> **Directions**:
Copy out all the entries word for word.
-*-*-
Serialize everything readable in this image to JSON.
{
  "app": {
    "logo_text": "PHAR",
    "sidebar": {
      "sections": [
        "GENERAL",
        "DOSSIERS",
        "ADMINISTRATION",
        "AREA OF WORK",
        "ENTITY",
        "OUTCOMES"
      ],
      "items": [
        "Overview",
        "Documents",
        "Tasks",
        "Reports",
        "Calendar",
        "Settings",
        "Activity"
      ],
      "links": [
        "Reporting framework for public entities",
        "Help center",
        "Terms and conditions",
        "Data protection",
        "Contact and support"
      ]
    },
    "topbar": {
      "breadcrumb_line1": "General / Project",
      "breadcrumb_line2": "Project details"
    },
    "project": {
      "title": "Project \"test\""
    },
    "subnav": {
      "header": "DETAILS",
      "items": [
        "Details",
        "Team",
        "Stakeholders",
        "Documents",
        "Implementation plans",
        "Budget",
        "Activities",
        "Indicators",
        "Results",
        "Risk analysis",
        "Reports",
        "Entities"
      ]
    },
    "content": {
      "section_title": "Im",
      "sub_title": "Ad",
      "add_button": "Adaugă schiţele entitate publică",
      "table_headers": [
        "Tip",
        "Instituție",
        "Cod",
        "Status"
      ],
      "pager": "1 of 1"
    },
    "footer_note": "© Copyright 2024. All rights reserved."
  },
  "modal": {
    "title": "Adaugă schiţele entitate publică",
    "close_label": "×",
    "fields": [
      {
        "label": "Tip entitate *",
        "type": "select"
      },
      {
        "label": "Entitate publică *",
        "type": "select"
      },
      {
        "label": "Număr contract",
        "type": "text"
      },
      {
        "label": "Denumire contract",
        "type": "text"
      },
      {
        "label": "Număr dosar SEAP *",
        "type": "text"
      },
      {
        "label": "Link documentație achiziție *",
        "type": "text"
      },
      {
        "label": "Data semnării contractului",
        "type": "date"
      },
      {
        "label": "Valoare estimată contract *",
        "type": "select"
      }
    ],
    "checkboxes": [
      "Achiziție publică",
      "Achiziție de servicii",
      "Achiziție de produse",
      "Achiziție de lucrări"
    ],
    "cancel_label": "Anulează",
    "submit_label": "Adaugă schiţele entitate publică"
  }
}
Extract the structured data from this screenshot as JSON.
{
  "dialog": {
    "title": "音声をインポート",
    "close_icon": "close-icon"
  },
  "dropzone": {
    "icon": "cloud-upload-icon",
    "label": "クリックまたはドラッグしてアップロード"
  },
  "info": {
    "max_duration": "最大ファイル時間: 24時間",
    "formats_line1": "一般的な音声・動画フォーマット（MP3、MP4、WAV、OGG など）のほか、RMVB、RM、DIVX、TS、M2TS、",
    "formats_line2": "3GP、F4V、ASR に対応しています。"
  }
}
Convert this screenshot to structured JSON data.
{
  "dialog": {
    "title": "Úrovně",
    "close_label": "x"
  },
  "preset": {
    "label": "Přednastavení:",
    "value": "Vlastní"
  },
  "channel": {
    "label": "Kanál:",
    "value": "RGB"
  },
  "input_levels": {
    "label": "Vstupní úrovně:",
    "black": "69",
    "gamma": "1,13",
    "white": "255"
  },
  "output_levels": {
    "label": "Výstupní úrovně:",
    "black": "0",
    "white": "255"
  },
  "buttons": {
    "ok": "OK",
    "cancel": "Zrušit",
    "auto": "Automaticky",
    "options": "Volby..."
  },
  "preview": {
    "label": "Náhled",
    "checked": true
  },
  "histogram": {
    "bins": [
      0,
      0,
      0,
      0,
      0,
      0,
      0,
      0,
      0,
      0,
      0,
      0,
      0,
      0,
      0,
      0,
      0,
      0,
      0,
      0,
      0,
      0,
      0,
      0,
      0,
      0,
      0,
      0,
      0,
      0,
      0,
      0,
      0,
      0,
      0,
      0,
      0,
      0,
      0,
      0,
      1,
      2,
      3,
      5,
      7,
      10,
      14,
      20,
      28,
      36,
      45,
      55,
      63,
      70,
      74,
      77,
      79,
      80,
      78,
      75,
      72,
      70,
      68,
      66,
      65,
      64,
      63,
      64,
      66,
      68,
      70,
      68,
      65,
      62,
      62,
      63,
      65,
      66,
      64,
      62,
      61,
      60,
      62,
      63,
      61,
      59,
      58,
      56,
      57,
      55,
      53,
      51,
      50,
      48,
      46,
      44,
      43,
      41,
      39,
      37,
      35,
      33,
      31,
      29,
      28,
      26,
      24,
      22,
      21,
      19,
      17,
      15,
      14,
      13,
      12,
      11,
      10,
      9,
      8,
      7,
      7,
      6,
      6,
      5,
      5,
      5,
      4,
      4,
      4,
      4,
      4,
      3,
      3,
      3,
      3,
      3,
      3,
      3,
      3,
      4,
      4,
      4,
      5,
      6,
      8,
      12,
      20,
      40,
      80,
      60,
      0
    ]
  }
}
-*-*-
> **Final result**:
Serialize everything readable in this image to JSON.
{
  "app": {
    "logo_text": "PHAR",
    "sidebar": {
      "sections": [
        "GENERAL",
        "DOSSIERS",
        "ADMINISTRATION",
        "AREA OF WORK",
        "ENTITY",
        "OUTCOMES"
      ],
      "items": [
        "Overview",
        "Documents",
        "Tasks",
        "Reports",
        "Calendar",
        "Settings",
        "Activity"
      ],
      "links": [
        "Reporting framework for public entities",
        "Help center",
        "Terms and conditions",
        "Data protection",
        "Contact and support"
      ]
    },
    "topbar": {
      "breadcrumb_line1": "General / Project",
      "breadcrumb_line2": "Project details"
    },
    "project": {
      "title": "Project \"test\""
    },
    "subnav": {
      "header": "DETAILS",
      "items": [
        "Details",
        "Team",
        "Stakeholders",
        "Documents",
        "Implementation plans",
        "Budget",
        "Activities",
        "Indicators",
        "Results",
        "Risk analysis",
        "Reports",
        "Entities"
      ]
    },
    "content": {
      "section_title": "Im",
      "sub_title": "Ad",
      "add_button": "Adaugă schiţele entitate publică",
      "table_headers": [
        "Tip",
        "Instituție",
        "Cod",
        "Status"
      ],
      "pager": "1 of 1"
    },
    "footer_note": "© Copyright 2024. All rights reserved."
  },
  "modal": {
    "title": "Adaugă schiţele entitate publică",
    "close_label": "×",
    "fields": [
      {
        "label": "Tip entitate *",
        "type": "select"
      },
      {
        "label": "Entitate publică *",
        "type": "select"
      },
      {
        "label": "Număr contract",
        "type": "text"
      },
      {
        "label": "Denumire contract",
        "type": "text"
      },
      {
        "label": "Număr dosar SEAP *",
        "type": "text"
      },
      {
        "label": "Link documentație achiziție *",
        "type": "text"
      },
      {
        "label": "Data semnării contractului",
        "type": "date"
      },
      {
        "label": "Valoare estimată contract *",
        "type": "select"
      }
    ],
    "checkboxes": [
      "Achiziție publică",
      "Achiziție de servicii",
      "Achiziție de produse",
      "Achiziție de lucrări"
    ],
    "cancel_label": "Anulează",
    "submit_label": "Adaugă schiţele entitate publică"
  }
}
Extract the structured data from this screenshot as JSON.
{
  "dialog": {
    "title": "音声をインポート",
    "close_icon": "close-icon"
  },
  "dropzone": {
    "icon": "cloud-upload-icon",
    "label": "クリックまたはドラッグしてアップロード"
  },
  "info": {
    "max_duration": "最大ファイル時間: 24時間",
    "formats_line1": "一般的な音声・動画フォーマット（MP3、MP4、WAV、OGG など）のほか、RMVB、RM、DIVX、TS、M2TS、",
    "formats_line2": "3GP、F4V、ASR に対応しています。"
  }
}
Convert this screenshot to structured JSON data.
{
  "dialog": {
    "title": "Úrovně",
    "close_label": "x"
  },
  "preset": {
    "label": "Přednastavení:",
    "value": "Vlastní"
  },
  "channel": {
    "label": "Kanál:",
    "value": "RGB"
  },
  "input_levels": {
    "label": "Vstupní úrovně:",
    "black": "69",
    "gamma": "1,13",
    "white": "255"
  },
  "output_levels": {
    "label": "Výstupní úrovně:",
    "black": "0",
    "white": "255"
  },
  "buttons": {
    "ok": "OK",
    "cancel": "Zrušit",
    "auto": "Automaticky",
    "options": "Volby..."
  },
  "preview": {
    "label": "Náhled",
    "checked": true
  },
  "histogram": {
    "bins": [
      0,
      0,
      0,
      0,
      0,
      0,
      0,
      0,
      0,
      0,
      0,
      0,
      0,
      0,
      0,
      0,
      0,
      0,
      0,
      0,
      0,
      0,
      0,
      0,
      0,
      0,
      0,
      0,
      0,
      0,
      0,
      0,
      0,
      0,
      0,
      0,
      0,
      0,
      0,
      0,
      1,
      2,
      3,
      5,
      7,
      10,
      14,
      20,
      28,
      36,
      45,
      55,
      63,
      70,
      74,
      77,
      79,
      80,
      78,
      75,
      72,
      70,
      68,
      66,
      65,
      64,
      63,
      64,
      66,
      68,
      70,
      68,
      65,
      62,
      62,
      63,
      65,
      66,
      64,
      62,
      61,
      60,
      62,
      63,
      61,
      59,
      58,
      56,
      57,
      55,
      53,
      51,
      50,
      48,
      46,
      44,
      43,
      41,
      39,
      37,
      35,
      33,
      31,
      29,
      28,
      26,
      24,
      22,
      21,
      19,
      17,
      15,
      14,
      13,
      12,
      11,
      10,
      9,
      8,
      7,
      7,
      6,
      6,
      5,
      5,
      5,
      4,
      4,
      4,
      4,
      4,
      3,
      3,
      3,
      3,
      3,
      3,
      3,
      3,
      4,
      4,
      4,
      5,
      6,
      8,
      12,
      20,
      40,
      80,
      60,
      0
    ]
  }
}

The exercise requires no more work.